(Data entries)
──────
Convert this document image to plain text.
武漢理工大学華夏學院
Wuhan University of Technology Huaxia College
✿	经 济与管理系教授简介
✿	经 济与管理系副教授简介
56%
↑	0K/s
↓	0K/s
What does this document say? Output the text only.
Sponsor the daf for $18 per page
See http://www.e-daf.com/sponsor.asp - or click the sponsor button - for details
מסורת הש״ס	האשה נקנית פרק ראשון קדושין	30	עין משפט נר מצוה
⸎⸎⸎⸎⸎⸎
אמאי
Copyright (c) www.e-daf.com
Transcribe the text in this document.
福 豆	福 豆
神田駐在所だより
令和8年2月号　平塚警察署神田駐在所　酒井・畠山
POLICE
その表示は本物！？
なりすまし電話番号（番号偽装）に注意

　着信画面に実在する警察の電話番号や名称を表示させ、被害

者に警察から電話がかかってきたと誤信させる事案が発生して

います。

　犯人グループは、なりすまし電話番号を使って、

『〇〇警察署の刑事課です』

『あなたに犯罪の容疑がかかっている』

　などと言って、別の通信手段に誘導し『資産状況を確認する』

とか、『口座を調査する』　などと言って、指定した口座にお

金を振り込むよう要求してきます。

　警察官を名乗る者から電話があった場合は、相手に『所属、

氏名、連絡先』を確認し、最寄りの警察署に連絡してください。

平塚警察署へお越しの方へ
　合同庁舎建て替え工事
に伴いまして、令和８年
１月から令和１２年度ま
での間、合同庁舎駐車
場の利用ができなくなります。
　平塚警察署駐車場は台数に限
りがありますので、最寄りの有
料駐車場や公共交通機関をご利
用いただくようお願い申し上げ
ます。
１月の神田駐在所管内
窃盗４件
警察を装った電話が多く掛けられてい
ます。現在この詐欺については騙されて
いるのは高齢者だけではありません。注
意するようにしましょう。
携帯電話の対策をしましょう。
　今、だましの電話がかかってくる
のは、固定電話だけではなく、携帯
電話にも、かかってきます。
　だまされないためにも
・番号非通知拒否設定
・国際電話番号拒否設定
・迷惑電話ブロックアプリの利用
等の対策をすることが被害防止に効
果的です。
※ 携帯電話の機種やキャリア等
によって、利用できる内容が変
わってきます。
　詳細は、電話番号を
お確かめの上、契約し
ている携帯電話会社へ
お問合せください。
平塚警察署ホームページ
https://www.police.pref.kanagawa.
──────
- Exercise aim -
Wherever a line in the data above holds "text", copy that line.

- Response to the exercise -
Convert this document image to plain text.
What does this document say? Output the text only.
Transcribe the text in this document.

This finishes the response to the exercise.